***** Material for the task *****

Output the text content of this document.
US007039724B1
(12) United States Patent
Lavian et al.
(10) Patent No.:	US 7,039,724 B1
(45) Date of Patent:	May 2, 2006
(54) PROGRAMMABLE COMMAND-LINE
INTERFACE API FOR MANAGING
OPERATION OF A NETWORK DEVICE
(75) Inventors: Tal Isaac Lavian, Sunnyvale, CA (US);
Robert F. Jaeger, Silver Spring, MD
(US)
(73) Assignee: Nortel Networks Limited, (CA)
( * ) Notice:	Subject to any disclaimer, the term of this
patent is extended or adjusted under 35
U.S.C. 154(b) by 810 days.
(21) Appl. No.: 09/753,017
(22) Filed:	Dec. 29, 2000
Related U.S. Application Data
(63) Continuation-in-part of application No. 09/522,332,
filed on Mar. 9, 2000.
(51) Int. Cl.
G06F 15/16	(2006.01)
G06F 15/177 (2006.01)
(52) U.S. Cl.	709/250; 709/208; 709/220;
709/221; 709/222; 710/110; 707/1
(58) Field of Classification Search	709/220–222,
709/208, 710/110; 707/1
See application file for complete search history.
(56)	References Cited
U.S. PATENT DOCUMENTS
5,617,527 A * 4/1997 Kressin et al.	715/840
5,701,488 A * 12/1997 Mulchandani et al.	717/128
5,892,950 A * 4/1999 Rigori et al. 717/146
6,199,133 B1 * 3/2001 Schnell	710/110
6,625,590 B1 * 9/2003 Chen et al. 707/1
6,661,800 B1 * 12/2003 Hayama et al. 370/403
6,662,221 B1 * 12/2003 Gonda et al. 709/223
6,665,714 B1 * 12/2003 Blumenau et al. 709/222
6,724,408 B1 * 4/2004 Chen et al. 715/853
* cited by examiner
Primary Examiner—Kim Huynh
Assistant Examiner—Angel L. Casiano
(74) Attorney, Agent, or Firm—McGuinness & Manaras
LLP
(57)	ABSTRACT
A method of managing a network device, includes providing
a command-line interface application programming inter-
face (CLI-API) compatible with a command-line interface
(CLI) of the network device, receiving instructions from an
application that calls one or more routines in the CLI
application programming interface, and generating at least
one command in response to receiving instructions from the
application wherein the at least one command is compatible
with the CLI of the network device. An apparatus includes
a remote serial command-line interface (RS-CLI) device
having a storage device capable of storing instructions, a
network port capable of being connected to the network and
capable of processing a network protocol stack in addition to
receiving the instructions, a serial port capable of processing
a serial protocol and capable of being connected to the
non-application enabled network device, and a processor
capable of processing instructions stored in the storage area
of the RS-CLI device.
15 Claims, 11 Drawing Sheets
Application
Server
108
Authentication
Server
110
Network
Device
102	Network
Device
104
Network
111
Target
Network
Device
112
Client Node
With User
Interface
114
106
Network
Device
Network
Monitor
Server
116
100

*****

*Instruction*.
Provide an exact reproduction of all the entries shown above.

*Answer to this problem*.
Output the text content of this document.
US007039724B1
(12) United States Patent
Lavian et al.
(10) Patent No.:	US 7,039,724 B1
(45) Date of Patent:	May 2, 2006
(54) PROGRAMMABLE COMMAND-LINE
INTERFACE API FOR MANAGING
OPERATION OF A NETWORK DEVICE
(75) Inventors: Tal Isaac Lavian, Sunnyvale, CA (US);
Robert F. Jaeger, Silver Spring, MD
(US)
(73) Assignee: Nortel Networks Limited, (CA)
( * ) Notice:	Subject to any disclaimer, the term of this
patent is extended or adjusted under 35
U.S.C. 154(b) by 810 days.
(21) Appl. No.: 09/753,017
(22) Filed:	Dec. 29, 2000
Related U.S. Application Data
(63) Continuation-in-part of application No. 09/522,332,
filed on Mar. 9, 2000.
(51) Int. Cl.
G06F 15/16	(2006.01)
G06F 15/177 (2006.01)
(52) U.S. Cl.	709/250; 709/208; 709/220;
709/221; 709/222; 710/110; 707/1
(58) Field of Classification Search	709/220–222,
709/208, 710/110; 707/1
See application file for complete search history.
(56)	References Cited
U.S. PATENT DOCUMENTS
5,617,527 A * 4/1997 Kressin et al.	715/840
5,701,488 A * 12/1997 Mulchandani et al.	717/128
5,892,950 A * 4/1999 Rigori et al. 717/146
6,199,133 B1 * 3/2001 Schnell	710/110
6,625,590 B1 * 9/2003 Chen et al. 707/1
6,661,800 B1 * 12/2003 Hayama et al. 370/403
6,662,221 B1 * 12/2003 Gonda et al. 709/223
6,665,714 B1 * 12/2003 Blumenau et al. 709/222
6,724,408 B1 * 4/2004 Chen et al. 715/853
* cited by examiner
Primary Examiner—Kim Huynh
Assistant Examiner—Angel L. Casiano
(74) Attorney, Agent, or Firm—McGuinness & Manaras
LLP
(57)	ABSTRACT
A method of managing a network device, includes providing
a command-line interface application programming inter-
face (CLI-API) compatible with a command-line interface
(CLI) of the network device, receiving instructions from an
application that calls one or more routines in the CLI
application programming interface, and generating at least
one command in response to receiving instructions from the
application wherein the at least one command is compatible
with the CLI of the network device. An apparatus includes
a remote serial command-line interface (RS-CLI) device
having a storage device capable of storing instructions, a
network port capable of being connected to the network and
capable of processing a network protocol stack in addition to
receiving the instructions, a serial port capable of processing
a serial protocol and capable of being connected to the
non-application enabled network device, and a processor
capable of processing instructions stored in the storage area
of the RS-CLI device.
15 Claims, 11 Drawing Sheets
Application
Server
108
Authentication
Server
110
Network
Device
102	Network
Device
104
Network
111
Target
Network
Device
112
Client Node
With User
Interface
114
106
Network
Device
Network
Monitor
Server
116
100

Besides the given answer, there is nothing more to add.